++++ ENTRIES PROVIDED
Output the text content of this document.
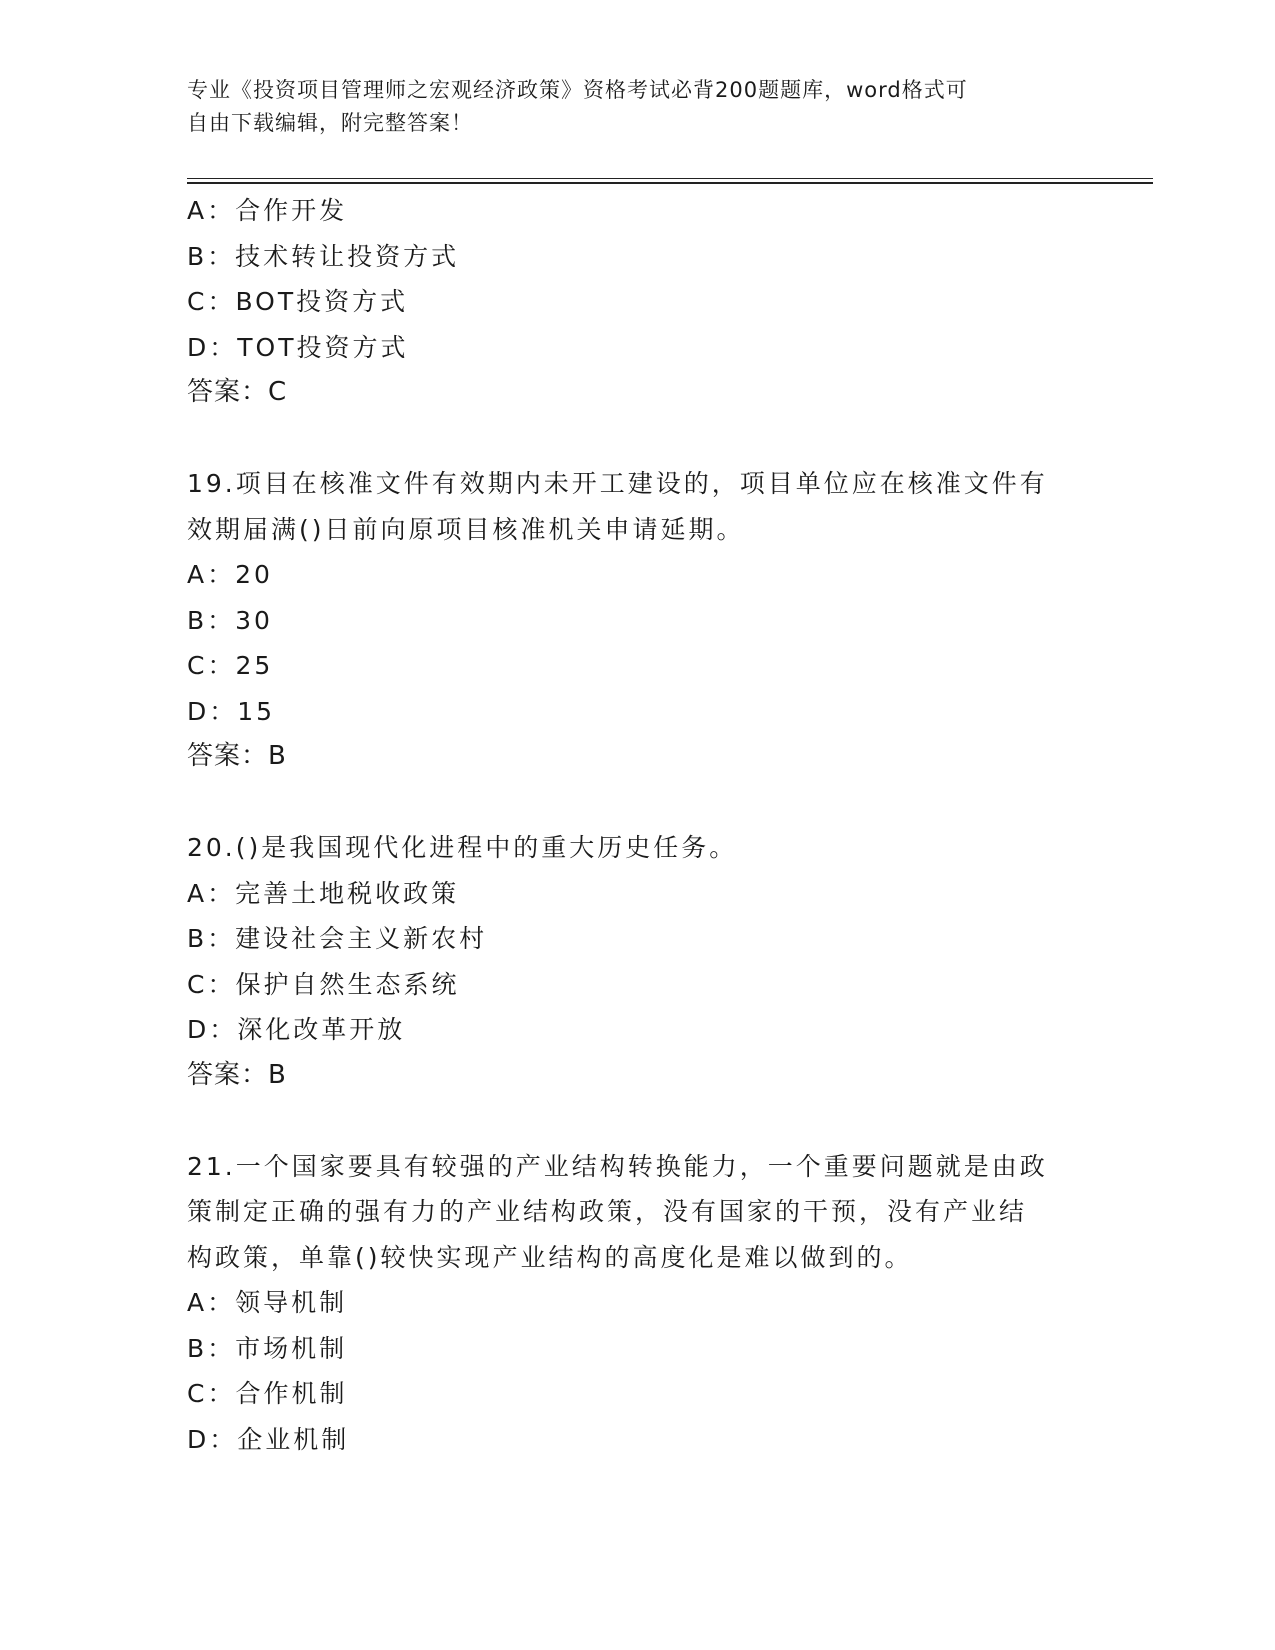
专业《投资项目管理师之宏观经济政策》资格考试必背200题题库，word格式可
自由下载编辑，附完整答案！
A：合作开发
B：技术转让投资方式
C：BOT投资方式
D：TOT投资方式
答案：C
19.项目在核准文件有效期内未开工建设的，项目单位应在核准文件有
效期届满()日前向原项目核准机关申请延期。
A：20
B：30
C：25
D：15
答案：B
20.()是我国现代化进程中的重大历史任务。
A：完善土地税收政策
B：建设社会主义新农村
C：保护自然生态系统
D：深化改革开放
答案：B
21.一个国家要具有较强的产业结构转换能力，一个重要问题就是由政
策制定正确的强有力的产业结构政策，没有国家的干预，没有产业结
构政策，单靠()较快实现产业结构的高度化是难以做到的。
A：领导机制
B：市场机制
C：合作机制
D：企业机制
++++++++
## EXERCISE AIM
Repeat the records above exactly, omitting every picture.

## WRITTEN ANSWER
Output the text content of this document.
专业《投资项目管理师之宏观经济政策》资格考试必背200题题库，word格式可
自由下载编辑，附完整答案！
A：合作开发
B：技术转让投资方式
C：BOT投资方式
D：TOT投资方式
答案：C
19.项目在核准文件有效期内未开工建设的，项目单位应在核准文件有
效期届满()日前向原项目核准机关申请延期。
A：20
B：30
C：25
D：15
答案：B
20.()是我国现代化进程中的重大历史任务。
A：完善土地税收政策
B：建设社会主义新农村
C：保护自然生态系统
D：深化改革开放
答案：B
21.一个国家要具有较强的产业结构转换能力，一个重要问题就是由政
策制定正确的强有力的产业结构政策，没有国家的干预，没有产业结
构政策，单靠()较快实现产业结构的高度化是难以做到的。
A：领导机制
B：市场机制
C：合作机制
D：企业机制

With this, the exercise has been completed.